Start Material to process

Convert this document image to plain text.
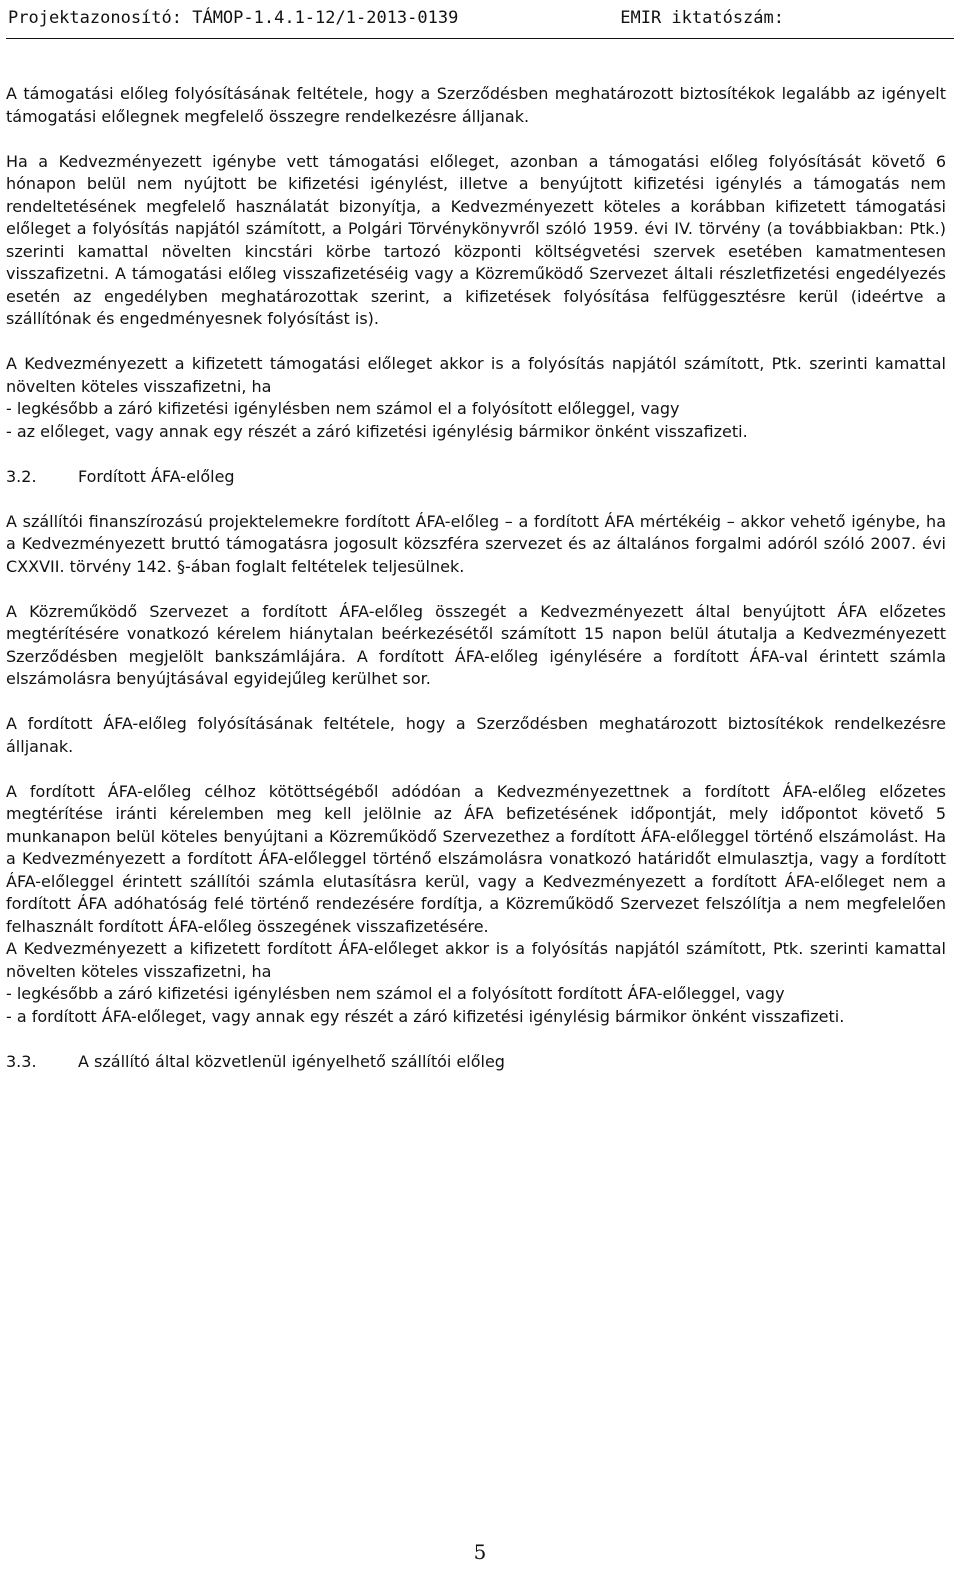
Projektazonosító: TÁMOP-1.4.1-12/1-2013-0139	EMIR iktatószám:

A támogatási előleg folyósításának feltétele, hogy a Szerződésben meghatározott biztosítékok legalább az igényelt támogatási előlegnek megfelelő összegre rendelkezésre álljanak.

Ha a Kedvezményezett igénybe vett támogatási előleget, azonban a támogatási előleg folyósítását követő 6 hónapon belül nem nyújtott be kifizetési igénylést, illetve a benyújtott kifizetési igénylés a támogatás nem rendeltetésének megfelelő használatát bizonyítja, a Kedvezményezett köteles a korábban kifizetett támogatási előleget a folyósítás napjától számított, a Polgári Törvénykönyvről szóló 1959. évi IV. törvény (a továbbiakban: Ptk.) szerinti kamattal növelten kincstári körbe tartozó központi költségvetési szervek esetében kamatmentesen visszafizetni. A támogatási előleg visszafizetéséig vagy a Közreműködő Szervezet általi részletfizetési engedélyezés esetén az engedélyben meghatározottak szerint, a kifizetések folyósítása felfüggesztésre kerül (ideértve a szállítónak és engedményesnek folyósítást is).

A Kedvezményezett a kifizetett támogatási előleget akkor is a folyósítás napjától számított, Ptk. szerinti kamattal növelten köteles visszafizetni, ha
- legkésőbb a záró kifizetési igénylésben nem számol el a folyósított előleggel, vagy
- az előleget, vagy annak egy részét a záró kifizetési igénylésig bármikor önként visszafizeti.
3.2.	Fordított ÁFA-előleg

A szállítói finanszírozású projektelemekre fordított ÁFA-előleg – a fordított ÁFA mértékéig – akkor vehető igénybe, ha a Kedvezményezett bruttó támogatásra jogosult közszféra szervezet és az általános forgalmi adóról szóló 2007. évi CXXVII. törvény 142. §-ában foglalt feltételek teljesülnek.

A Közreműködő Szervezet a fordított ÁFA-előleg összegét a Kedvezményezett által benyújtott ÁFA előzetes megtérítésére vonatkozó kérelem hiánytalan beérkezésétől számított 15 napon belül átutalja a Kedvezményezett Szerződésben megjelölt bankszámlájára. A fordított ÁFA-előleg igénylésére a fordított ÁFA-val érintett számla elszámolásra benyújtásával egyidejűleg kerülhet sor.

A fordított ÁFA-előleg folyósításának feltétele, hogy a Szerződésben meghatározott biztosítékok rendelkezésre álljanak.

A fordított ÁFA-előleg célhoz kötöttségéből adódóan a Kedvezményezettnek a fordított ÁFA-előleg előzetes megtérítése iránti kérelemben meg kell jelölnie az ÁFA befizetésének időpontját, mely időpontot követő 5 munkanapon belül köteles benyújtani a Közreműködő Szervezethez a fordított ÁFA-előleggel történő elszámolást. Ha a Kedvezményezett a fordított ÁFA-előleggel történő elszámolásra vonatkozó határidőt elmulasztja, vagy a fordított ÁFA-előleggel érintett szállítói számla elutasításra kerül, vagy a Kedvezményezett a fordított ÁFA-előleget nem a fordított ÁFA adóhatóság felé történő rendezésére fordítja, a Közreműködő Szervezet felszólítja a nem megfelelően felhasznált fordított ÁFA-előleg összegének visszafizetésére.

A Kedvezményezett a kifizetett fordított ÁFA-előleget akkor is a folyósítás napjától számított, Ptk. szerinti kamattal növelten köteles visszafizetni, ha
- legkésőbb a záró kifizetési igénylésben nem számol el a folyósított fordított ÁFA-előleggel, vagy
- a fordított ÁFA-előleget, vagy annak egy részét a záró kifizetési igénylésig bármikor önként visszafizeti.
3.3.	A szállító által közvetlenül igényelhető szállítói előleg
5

End Material to process
Start Material to process

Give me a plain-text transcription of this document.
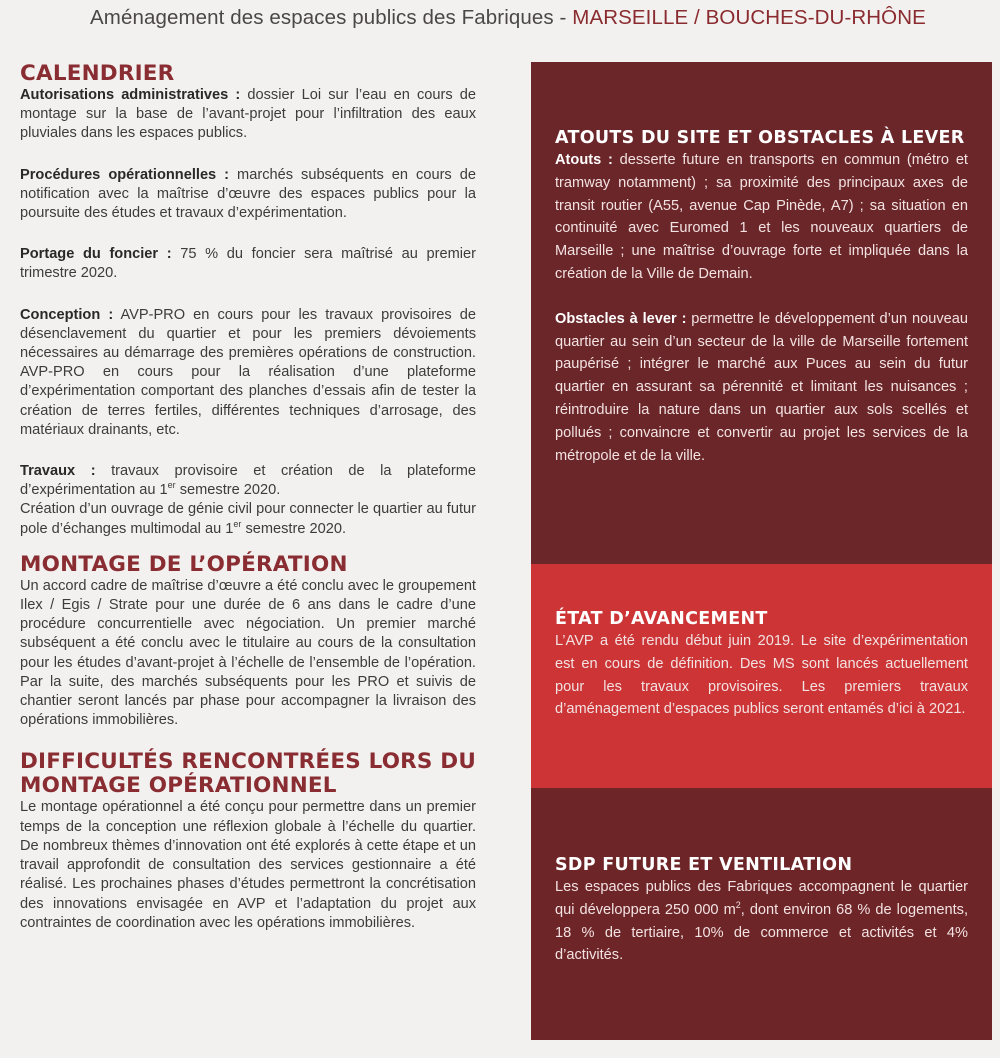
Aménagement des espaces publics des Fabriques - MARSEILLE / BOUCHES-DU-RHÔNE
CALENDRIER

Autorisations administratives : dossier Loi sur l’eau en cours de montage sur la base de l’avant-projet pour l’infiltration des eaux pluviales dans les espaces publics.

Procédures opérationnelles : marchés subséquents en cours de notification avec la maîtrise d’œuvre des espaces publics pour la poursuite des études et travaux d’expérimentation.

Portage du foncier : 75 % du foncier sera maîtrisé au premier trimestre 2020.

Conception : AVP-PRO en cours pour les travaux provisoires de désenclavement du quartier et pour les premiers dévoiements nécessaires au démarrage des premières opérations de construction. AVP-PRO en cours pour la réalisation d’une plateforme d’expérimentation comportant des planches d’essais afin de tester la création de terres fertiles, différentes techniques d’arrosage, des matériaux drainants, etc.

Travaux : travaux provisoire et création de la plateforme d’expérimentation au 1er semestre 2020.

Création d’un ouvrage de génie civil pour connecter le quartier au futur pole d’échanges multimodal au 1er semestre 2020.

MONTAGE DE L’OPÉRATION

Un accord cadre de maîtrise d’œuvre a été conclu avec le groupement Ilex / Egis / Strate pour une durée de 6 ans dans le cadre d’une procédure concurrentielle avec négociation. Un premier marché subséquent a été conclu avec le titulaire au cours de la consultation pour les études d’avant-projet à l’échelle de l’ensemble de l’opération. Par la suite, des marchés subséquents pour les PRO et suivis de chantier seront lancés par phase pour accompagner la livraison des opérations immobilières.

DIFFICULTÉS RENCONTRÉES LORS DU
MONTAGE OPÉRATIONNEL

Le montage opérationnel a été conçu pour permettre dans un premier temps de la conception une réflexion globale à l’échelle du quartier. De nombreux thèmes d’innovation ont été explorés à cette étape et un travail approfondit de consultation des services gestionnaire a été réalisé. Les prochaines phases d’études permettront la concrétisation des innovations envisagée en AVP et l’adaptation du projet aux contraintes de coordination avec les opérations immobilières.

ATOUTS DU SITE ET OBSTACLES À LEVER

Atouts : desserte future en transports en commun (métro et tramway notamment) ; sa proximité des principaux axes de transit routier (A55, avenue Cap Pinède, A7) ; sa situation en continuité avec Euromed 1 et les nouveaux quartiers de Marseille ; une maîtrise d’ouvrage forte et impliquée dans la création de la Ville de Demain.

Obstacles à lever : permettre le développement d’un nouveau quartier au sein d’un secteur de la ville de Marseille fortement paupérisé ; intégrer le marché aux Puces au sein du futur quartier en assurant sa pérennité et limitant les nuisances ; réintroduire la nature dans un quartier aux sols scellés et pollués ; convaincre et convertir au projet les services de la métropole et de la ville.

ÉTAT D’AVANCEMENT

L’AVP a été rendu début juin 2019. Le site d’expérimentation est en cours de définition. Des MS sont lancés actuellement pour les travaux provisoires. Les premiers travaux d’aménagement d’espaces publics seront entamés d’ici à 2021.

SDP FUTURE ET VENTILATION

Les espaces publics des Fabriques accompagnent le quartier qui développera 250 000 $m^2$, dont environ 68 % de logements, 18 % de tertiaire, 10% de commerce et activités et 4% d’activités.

End Material to process

Aim: Show every line from the entries above in which "Szerződésben" appears.

Task solution:
A támogatási előleg folyósításának feltétele, hogy a Szerződésben meghatározott biztosítékok legalább az igényelt támogatási előlegnek megfelelő összegre rendelkezésre álljanak.
A Közreműködő Szervezet a fordított ÁFA-előleg összegét a Kedvezményezett által benyújtott ÁFA előzetes megtérítésére vonatkozó kérelem hiánytalan beérkezésétől számított 15 napon belül átutalja a Kedvezményezett Szerződésben megjelölt bankszámlájára. A fordított ÁFA-előleg igénylésére a fordított ÁFA-val érintett számla elszámolásra benyújtásával egyidejűleg kerülhet sor.
A fordított ÁFA-előleg folyósításának feltétele, hogy a Szerződésben meghatározott biztosítékok rendelkezésre álljanak.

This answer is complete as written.